● **YOUR INSTRUCTIONS**:
Wherever a line holds the word "name", copy that line out.

● **Extracts from a graphics dataset**:
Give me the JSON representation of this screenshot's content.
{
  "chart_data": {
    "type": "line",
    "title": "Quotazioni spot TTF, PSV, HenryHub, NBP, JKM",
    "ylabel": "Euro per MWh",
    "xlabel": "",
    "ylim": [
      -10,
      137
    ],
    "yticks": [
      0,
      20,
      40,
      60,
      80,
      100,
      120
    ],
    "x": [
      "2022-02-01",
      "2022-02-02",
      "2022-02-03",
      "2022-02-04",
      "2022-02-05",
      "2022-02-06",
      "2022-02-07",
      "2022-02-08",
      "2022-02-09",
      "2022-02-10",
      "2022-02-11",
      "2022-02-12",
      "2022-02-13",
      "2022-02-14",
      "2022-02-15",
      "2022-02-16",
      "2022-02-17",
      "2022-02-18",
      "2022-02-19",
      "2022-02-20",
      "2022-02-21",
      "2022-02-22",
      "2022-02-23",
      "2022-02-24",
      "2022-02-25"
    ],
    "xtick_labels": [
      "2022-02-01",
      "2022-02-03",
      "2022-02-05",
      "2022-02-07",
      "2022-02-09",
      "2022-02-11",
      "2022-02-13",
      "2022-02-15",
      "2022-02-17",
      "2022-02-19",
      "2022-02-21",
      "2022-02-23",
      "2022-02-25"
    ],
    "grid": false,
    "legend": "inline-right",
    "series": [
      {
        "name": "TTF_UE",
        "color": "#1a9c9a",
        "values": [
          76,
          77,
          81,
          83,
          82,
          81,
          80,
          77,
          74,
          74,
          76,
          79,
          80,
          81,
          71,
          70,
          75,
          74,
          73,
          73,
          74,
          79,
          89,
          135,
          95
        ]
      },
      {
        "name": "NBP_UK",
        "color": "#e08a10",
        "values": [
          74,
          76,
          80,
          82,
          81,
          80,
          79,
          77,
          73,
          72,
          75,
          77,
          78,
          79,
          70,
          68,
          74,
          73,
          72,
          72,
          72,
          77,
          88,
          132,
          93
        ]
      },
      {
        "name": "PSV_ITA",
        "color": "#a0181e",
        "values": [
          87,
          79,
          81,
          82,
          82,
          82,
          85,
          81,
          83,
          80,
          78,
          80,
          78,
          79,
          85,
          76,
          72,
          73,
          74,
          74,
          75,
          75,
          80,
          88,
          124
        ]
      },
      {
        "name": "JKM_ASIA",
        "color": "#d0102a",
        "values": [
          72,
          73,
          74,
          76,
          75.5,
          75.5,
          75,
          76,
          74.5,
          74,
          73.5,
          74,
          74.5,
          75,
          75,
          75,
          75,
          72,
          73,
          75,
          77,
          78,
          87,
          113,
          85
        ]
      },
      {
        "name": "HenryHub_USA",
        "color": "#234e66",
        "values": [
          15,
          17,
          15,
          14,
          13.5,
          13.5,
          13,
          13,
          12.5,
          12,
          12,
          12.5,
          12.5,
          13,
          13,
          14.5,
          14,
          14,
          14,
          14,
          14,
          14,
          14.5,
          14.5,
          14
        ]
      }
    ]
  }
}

● **EXERCISE RESULT**:
        "name": "TTF_UE",
        "name": "NBP_UK",
        "name": "PSV_ITA",
        "name": "JKM_ASIA",
        "name": "HenryHub_USA",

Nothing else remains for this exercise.